Reproduce word for word everything in the listing below, from its first line down to and including the line that contains "- data-label-7: 42%: [1059, 340, 1104, 362]".

= Data lines =
____________________
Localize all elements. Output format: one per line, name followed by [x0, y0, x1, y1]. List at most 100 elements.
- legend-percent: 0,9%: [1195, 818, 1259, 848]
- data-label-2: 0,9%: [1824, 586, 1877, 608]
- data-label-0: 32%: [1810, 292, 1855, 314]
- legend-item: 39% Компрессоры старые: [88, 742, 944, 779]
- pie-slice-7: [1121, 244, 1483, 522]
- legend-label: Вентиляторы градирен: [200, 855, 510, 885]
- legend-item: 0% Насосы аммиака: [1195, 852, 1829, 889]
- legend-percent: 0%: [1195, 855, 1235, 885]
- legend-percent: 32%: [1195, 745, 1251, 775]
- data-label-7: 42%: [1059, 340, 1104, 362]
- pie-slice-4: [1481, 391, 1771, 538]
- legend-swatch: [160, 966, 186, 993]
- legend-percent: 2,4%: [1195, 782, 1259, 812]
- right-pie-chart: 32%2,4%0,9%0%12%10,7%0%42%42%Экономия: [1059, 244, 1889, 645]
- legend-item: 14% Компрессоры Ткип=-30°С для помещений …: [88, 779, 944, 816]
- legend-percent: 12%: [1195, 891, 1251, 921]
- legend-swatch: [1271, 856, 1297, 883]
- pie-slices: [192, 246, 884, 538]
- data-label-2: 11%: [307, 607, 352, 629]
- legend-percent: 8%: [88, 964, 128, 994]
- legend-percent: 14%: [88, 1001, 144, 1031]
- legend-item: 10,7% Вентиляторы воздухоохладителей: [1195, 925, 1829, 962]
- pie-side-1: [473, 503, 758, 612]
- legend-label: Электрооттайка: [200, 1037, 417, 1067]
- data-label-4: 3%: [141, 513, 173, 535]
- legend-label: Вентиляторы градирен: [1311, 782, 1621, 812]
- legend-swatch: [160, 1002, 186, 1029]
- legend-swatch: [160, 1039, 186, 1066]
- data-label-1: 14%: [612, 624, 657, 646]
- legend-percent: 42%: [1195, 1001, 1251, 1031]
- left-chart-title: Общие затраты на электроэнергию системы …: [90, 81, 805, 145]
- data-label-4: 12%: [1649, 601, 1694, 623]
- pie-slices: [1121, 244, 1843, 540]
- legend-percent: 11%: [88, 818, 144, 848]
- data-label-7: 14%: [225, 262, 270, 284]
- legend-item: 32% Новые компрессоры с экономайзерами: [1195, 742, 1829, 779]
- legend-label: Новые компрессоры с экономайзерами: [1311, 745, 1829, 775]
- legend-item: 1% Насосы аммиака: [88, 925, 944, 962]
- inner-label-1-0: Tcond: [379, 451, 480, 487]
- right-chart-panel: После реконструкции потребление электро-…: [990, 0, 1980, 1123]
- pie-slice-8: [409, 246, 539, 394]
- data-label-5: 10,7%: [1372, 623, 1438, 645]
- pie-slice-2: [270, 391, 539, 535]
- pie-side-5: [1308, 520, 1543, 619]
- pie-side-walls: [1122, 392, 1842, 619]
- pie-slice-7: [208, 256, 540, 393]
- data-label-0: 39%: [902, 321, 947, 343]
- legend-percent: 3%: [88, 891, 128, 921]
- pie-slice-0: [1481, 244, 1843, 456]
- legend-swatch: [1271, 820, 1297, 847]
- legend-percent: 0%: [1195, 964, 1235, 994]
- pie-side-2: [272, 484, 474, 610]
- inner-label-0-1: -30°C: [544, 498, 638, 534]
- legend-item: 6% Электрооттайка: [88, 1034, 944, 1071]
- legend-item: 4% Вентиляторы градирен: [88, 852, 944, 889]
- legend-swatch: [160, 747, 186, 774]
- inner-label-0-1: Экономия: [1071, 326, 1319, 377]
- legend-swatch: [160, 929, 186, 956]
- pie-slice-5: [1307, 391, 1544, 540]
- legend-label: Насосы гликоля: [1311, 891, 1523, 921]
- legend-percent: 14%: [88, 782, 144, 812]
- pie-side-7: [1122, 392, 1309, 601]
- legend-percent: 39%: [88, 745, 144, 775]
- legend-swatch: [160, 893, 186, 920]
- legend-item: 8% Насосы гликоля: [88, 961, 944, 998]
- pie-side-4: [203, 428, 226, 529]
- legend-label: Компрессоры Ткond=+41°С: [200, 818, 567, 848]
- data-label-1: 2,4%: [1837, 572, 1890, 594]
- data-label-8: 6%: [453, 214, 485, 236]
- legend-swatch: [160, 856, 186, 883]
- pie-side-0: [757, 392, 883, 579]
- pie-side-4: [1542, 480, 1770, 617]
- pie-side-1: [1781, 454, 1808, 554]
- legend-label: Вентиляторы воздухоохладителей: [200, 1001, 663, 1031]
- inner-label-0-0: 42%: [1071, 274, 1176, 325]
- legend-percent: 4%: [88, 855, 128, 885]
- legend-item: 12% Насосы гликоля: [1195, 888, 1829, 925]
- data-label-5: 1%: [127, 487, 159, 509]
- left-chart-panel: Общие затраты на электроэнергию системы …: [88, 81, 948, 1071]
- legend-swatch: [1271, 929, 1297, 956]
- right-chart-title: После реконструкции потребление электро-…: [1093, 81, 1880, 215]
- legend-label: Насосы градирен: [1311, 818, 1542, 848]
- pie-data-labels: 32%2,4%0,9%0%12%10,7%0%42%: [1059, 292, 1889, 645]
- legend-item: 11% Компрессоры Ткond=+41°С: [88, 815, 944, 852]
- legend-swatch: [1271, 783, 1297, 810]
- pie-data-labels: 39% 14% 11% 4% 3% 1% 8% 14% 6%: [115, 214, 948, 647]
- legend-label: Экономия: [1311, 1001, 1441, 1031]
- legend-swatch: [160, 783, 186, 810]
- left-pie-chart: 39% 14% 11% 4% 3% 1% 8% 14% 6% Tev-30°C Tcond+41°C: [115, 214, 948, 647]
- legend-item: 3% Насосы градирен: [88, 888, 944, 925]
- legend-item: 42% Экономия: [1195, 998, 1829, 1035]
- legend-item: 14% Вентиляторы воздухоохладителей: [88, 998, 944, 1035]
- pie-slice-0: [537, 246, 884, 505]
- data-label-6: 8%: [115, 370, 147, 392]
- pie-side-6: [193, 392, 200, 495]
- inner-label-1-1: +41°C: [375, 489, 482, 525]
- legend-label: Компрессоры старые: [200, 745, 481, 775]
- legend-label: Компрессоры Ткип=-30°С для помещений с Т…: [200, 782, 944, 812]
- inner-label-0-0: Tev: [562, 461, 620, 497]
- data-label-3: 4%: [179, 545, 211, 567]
____________________
= Response =
Localize all elements. Output format: one per line, name followed by [x0, y0, x1, y1]. List at most 100 elements.
- legend-percent: 0,9%: [1195, 818, 1259, 848]
- data-label-2: 0,9%: [1824, 586, 1877, 608]
- data-label-0: 32%: [1810, 292, 1855, 314]
- legend-item: 39% Компрессоры старые: [88, 742, 944, 779]
- pie-slice-7: [1121, 244, 1483, 522]
- legend-label: Вентиляторы градирен: [200, 855, 510, 885]
- legend-item: 0% Насосы аммиака: [1195, 852, 1829, 889]
- legend-percent: 0%: [1195, 855, 1235, 885]
- legend-percent: 32%: [1195, 745, 1251, 775]
- data-label-7: 42%: [1059, 340, 1104, 362]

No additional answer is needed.